TASK DESCRIPTION:
Your task is to copy each line that has the word "axis".
START
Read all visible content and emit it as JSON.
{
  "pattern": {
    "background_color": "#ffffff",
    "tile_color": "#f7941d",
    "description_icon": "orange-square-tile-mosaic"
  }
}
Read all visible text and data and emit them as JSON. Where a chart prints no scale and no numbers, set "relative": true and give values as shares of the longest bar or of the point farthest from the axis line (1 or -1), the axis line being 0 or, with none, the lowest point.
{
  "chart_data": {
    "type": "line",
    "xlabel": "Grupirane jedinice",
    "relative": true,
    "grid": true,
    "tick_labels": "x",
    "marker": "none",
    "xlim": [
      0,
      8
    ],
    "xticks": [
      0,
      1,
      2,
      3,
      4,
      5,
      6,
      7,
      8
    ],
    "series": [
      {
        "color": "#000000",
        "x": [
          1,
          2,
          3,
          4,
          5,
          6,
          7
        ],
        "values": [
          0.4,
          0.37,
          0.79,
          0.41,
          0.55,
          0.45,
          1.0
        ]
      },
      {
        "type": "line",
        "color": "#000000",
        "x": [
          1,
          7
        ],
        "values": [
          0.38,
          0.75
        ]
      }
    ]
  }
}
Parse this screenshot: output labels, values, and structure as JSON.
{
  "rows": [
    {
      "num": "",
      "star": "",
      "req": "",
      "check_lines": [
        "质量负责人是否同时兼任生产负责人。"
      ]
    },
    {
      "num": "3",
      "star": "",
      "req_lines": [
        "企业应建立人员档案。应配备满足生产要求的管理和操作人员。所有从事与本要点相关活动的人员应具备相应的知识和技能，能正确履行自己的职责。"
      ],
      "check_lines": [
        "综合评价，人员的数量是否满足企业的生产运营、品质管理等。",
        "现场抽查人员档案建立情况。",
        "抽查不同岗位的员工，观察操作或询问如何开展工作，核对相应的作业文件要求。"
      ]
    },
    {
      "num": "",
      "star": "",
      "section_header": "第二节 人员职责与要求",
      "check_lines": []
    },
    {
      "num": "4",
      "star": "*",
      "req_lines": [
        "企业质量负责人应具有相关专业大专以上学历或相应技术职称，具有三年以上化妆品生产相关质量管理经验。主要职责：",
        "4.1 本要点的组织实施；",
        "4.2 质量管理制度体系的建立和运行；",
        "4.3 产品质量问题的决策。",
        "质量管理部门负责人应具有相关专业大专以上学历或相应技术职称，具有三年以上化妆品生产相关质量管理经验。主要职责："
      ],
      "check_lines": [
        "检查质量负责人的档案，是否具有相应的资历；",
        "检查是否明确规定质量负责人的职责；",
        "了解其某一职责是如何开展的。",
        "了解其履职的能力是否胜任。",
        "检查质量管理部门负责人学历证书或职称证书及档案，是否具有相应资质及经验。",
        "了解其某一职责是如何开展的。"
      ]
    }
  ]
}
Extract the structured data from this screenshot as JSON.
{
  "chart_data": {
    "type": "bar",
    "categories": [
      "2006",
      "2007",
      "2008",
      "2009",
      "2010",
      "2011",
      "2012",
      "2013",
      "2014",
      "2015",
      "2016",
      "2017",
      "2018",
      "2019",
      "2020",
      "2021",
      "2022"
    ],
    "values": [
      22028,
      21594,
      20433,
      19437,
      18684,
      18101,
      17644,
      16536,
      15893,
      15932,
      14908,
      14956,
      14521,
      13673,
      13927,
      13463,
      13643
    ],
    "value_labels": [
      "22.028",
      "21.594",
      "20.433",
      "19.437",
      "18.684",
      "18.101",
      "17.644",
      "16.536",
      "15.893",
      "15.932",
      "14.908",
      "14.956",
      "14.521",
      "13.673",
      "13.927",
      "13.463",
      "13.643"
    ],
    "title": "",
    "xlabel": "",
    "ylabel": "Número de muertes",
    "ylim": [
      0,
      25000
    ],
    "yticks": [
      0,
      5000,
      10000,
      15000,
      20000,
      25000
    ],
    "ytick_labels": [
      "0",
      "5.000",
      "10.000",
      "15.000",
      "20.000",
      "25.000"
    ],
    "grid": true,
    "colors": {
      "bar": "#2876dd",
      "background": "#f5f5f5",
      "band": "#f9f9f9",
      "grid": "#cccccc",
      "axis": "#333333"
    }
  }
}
END
EXERCISE OUTPUT:
Read all visible text and data and emit them as JSON. Where a chart prints no scale and no numbers, set "relative": true and give values as shares of the longest bar or of the point farthest from the axis line (1 or -1), the axis line being 0 or, with none, the lowest point.
      "axis": "#333333"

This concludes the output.